Problem details: Without altering anything, output the material below.

(Data items)
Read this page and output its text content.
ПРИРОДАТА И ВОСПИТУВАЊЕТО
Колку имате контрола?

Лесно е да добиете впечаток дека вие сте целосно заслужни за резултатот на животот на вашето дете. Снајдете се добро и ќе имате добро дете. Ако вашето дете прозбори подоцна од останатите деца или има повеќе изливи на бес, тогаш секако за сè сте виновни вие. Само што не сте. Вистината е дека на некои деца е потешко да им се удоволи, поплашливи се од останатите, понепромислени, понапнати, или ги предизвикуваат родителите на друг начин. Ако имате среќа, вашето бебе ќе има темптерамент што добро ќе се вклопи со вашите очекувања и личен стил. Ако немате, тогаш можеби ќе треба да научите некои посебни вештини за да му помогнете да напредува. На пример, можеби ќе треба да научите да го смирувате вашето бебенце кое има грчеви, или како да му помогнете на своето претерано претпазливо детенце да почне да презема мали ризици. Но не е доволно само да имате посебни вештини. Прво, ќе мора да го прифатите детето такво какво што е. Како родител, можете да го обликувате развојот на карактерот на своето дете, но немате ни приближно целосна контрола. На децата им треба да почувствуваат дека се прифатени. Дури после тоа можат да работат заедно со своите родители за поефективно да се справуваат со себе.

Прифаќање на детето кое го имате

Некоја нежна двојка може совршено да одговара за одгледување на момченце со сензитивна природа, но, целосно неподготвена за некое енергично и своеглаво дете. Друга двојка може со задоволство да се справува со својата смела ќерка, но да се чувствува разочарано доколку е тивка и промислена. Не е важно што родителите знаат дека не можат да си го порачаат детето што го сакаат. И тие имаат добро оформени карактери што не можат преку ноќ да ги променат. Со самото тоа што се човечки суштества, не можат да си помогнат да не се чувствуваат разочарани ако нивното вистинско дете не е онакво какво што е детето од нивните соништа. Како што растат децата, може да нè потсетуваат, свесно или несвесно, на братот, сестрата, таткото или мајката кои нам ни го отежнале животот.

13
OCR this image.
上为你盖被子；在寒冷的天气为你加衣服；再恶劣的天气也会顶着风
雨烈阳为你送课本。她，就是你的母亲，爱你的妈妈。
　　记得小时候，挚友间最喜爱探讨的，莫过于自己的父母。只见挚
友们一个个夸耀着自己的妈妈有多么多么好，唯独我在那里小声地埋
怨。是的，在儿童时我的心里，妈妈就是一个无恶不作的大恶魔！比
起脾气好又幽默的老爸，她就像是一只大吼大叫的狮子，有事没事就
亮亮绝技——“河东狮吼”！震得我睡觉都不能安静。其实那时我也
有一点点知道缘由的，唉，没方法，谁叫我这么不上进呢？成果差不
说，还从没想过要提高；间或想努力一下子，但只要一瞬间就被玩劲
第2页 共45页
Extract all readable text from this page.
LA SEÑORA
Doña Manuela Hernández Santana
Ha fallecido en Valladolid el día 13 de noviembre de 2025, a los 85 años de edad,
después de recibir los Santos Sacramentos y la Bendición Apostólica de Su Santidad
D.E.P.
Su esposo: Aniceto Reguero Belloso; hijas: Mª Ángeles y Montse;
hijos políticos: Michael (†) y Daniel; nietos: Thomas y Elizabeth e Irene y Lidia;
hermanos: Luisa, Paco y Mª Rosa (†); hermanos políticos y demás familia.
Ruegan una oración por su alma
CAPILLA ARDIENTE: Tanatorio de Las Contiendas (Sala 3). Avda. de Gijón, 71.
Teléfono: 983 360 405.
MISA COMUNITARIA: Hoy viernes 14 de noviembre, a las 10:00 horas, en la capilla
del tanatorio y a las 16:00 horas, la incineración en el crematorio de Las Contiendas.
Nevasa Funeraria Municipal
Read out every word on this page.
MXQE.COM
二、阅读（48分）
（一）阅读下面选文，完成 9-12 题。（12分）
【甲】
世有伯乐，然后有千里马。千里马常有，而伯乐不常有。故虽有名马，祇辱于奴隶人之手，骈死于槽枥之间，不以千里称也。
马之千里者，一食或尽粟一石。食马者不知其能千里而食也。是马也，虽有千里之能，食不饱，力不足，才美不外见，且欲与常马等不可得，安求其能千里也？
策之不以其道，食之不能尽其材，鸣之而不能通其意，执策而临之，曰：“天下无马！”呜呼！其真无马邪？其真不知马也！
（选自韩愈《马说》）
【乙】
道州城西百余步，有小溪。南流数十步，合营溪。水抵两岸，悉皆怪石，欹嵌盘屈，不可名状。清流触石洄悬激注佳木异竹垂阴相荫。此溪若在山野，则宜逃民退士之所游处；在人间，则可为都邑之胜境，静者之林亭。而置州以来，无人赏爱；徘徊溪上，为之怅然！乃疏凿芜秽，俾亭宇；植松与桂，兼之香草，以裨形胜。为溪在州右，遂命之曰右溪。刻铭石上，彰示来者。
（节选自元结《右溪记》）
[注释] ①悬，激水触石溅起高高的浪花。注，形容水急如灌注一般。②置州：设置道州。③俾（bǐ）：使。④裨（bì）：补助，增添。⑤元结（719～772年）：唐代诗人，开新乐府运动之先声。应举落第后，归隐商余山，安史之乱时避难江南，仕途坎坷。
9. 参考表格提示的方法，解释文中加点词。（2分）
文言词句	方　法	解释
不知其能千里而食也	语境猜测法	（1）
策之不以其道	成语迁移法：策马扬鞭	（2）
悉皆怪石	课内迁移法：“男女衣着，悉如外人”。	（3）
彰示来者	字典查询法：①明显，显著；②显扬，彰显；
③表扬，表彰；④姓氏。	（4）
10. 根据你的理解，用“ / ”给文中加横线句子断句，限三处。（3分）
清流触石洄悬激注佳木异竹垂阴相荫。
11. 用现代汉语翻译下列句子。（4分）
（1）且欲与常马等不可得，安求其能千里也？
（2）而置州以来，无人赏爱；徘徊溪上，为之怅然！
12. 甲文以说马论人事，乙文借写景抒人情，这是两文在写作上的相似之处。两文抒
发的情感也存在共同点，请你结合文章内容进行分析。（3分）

Result of this exercise:
Read this page and output its text content.
ПРИРОДАТА И ВОСПИТУВАЊЕТО
Колку имате контрола?

Лесно е да добиете впечаток дека вие сте целосно заслужни за резултатот на животот на вашето дете. Снајдете се добро и ќе имате добро дете. Ако вашето дете прозбори подоцна од останатите деца или има повеќе изливи на бес, тогаш секако за сè сте виновни вие. Само што не сте. Вистината е дека на некои деца е потешко да им се удоволи, поплашливи се од останатите, понепромислени, понапнати, или ги предизвикуваат родителите на друг начин. Ако имате среќа, вашето бебе ќе има темптерамент што добро ќе се вклопи со вашите очекувања и личен стил. Ако немате, тогаш можеби ќе треба да научите некои посебни вештини за да му помогнете да напредува. На пример, можеби ќе треба да научите да го смирувате вашето бебенце кое има грчеви, или како да му помогнете на своето претерано претпазливо детенце да почне да презема мали ризици. Но не е доволно само да имате посебни вештини. Прво, ќе мора да го прифатите детето такво какво што е. Како родител, можете да го обликувате развојот на карактерот на своето дете, но немате ни приближно целосна контрола. На децата им треба да почувствуваат дека се прифатени. Дури после тоа можат да работат заедно со своите родители за поефективно да се справуваат со себе.

Прифаќање на детето кое го имате

Некоја нежна двојка може совршено да одговара за одгледување на момченце со сензитивна природа, но, целосно неподготвена за некое енергично и своеглаво дете. Друга двојка може со задоволство да се справува со својата смела ќерка, но да се чувствува разочарано доколку е тивка и промислена. Не е важно што родителите знаат дека не можат да си го порачаат детето што го сакаат. И тие имаат добро оформени карактери што не можат преку ноќ да ги променат. Со самото тоа што се човечки суштества, не можат да си помогнат да не се чувствуваат разочарани ако нивното вистинско дете не е онакво какво што е детето од нивните соништа. Како што растат децата, може да нè потсетуваат, свесно или несвесно, на братот, сестрата, таткото или мајката кои нам ни го отежнале животот.

13
OCR this image.
上为你盖被子；在寒冷的天气为你加衣服；再恶劣的天气也会顶着风
雨烈阳为你送课本。她，就是你的母亲，爱你的妈妈。
　　记得小时候，挚友间最喜爱探讨的，莫过于自己的父母。只见挚
友们一个个夸耀着自己的妈妈有多么多么好，唯独我在那里小声地埋
怨。是的，在儿童时我的心里，妈妈就是一个无恶不作的大恶魔！比
起脾气好又幽默的老爸，她就像是一只大吼大叫的狮子，有事没事就
亮亮绝技——“河东狮吼”！震得我睡觉都不能安静。其实那时我也
有一点点知道缘由的，唉，没方法，谁叫我这么不上进呢？成果差不
说，还从没想过要提高；间或想努力一下子，但只要一瞬间就被玩劲
第2页 共45页
Extract all readable text from this page.
LA SEÑORA
Doña Manuela Hernández Santana
Ha fallecido en Valladolid el día 13 de noviembre de 2025, a los 85 años de edad,
después de recibir los Santos Sacramentos y la Bendición Apostólica de Su Santidad
D.E.P.
Su esposo: Aniceto Reguero Belloso; hijas: Mª Ángeles y Montse;
hijos políticos: Michael (†) y Daniel; nietos: Thomas y Elizabeth e Irene y Lidia;
hermanos: Luisa, Paco y Mª Rosa (†); hermanos políticos y demás familia.
Ruegan una oración por su alma
CAPILLA ARDIENTE: Tanatorio de Las Contiendas (Sala 3). Avda. de Gijón, 71.
Teléfono: 983 360 405.
MISA COMUNITARIA: Hoy viernes 14 de noviembre, a las 10:00 horas, en la capilla
del tanatorio y a las 16:00 horas, la incineración en el crematorio de Las Contiendas.
Nevasa Funeraria Municipal
Read out every word on this page.
MXQE.COM
二、阅读（48分）
（一）阅读下面选文，完成 9-12 题。（12分）
【甲】
世有伯乐，然后有千里马。千里马常有，而伯乐不常有。故虽有名马，祇辱于奴隶人之手，骈死于槽枥之间，不以千里称也。
马之千里者，一食或尽粟一石。食马者不知其能千里而食也。是马也，虽有千里之能，食不饱，力不足，才美不外见，且欲与常马等不可得，安求其能千里也？
策之不以其道，食之不能尽其材，鸣之而不能通其意，执策而临之，曰：“天下无马！”呜呼！其真无马邪？其真不知马也！
（选自韩愈《马说》）
【乙】
道州城西百余步，有小溪。南流数十步，合营溪。水抵两岸，悉皆怪石，欹嵌盘屈，不可名状。清流触石洄悬激注佳木异竹垂阴相荫。此溪若在山野，则宜逃民退士之所游处；在人间，则可为都邑之胜境，静者之林亭。而置州以来，无人赏爱；徘徊溪上，为之怅然！乃疏凿芜秽，俾亭宇；植松与桂，兼之香草，以裨形胜。为溪在州右，遂命之曰右溪。刻铭石上，彰示来者。
（节选自元结《右溪记》）
[注释] ①悬，激水触石溅起高高的浪花。注，形容水急如灌注一般。②置州：设置道州。③俾（bǐ）：使。④裨（bì）：补助，增添。⑤元结（719～772年）：唐代诗人，开新乐府运动之先声。应举落第后，归隐商余山，安史之乱时避难江南，仕途坎坷。
9. 参考表格提示的方法，解释文中加点词。（2分）
文言词句	方　法	解释
不知其能千里而食也	语境猜测法	（1）
策之不以其道	成语迁移法：策马扬鞭	（2）
悉皆怪石	课内迁移法：“男女衣着，悉如外人”。	（3）
彰示来者	字典查询法：①明显，显著；②显扬，彰显；
③表扬，表彰；④姓氏。	（4）
10. 根据你的理解，用“ / ”给文中加横线句子断句，限三处。（3分）
清流触石洄悬激注佳木异竹垂阴相荫。
11. 用现代汉语翻译下列句子。（4分）
（1）且欲与常马等不可得，安求其能千里也？
（2）而置州以来，无人赏爱；徘徊溪上，为之怅然！
12. 甲文以说马论人事，乙文借写景抒人情，这是两文在写作上的相似之处。两文抒
发的情感也存在共同点，请你结合文章内容进行分析。（3分）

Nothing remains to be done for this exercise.